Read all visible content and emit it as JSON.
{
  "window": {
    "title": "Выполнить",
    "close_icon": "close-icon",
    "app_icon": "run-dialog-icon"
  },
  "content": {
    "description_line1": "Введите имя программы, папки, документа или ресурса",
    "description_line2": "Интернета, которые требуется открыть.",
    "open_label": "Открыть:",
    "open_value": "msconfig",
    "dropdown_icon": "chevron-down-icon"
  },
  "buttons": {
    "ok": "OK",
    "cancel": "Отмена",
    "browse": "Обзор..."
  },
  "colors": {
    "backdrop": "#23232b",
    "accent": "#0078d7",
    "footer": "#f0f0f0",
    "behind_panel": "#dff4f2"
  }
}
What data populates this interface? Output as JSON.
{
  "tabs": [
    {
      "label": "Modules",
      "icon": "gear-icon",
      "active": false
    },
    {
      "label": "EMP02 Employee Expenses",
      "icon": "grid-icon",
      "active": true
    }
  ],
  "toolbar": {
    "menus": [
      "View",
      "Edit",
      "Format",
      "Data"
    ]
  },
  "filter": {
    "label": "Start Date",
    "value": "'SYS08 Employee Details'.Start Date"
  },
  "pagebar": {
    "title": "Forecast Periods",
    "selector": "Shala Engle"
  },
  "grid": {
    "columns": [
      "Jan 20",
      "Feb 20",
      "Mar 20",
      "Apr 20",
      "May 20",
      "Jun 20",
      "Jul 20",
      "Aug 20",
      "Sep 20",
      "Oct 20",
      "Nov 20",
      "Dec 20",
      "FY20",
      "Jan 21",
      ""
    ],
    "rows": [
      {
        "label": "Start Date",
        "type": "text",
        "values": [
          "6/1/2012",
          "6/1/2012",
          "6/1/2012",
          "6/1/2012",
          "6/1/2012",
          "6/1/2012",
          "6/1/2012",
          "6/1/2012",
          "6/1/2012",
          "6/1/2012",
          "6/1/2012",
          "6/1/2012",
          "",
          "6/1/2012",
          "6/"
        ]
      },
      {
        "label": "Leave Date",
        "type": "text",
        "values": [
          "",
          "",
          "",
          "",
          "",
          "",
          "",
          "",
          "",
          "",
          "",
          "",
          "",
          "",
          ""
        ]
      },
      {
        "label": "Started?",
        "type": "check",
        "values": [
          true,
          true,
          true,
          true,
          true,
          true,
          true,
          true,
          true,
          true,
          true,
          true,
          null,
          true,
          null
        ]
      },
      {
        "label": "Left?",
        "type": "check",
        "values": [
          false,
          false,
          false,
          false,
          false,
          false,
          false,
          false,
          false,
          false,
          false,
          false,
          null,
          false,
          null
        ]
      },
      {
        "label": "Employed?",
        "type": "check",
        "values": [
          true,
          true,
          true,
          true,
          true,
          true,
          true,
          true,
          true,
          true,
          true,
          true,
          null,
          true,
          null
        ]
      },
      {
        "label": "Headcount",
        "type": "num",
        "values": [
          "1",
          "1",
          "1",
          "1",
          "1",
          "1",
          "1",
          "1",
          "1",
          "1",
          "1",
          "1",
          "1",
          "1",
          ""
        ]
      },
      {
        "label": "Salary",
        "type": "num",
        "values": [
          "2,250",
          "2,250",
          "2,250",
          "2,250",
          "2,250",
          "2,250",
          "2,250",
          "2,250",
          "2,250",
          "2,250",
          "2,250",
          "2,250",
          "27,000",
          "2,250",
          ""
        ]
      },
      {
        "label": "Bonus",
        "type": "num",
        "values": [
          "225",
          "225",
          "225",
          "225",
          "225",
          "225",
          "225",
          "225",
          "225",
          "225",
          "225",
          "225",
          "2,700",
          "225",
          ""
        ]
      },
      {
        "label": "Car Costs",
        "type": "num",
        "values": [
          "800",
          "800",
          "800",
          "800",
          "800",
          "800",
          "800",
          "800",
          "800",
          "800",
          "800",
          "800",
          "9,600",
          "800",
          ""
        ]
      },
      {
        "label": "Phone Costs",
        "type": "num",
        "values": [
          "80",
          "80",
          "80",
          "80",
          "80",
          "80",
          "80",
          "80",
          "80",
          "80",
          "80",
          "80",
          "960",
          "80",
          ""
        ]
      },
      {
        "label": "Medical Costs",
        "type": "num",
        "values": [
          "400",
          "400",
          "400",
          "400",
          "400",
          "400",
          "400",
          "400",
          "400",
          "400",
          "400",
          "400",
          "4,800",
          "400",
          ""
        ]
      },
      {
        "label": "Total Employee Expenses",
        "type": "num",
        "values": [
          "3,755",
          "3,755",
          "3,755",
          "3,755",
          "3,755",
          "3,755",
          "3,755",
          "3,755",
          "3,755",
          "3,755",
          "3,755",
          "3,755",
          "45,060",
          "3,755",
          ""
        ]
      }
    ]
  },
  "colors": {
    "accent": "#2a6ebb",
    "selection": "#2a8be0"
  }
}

|---|

What is asked —
Copy each line of the records above that carries the word "content".

Reply —
Read all visible content and emit it as JSON.
  "content": {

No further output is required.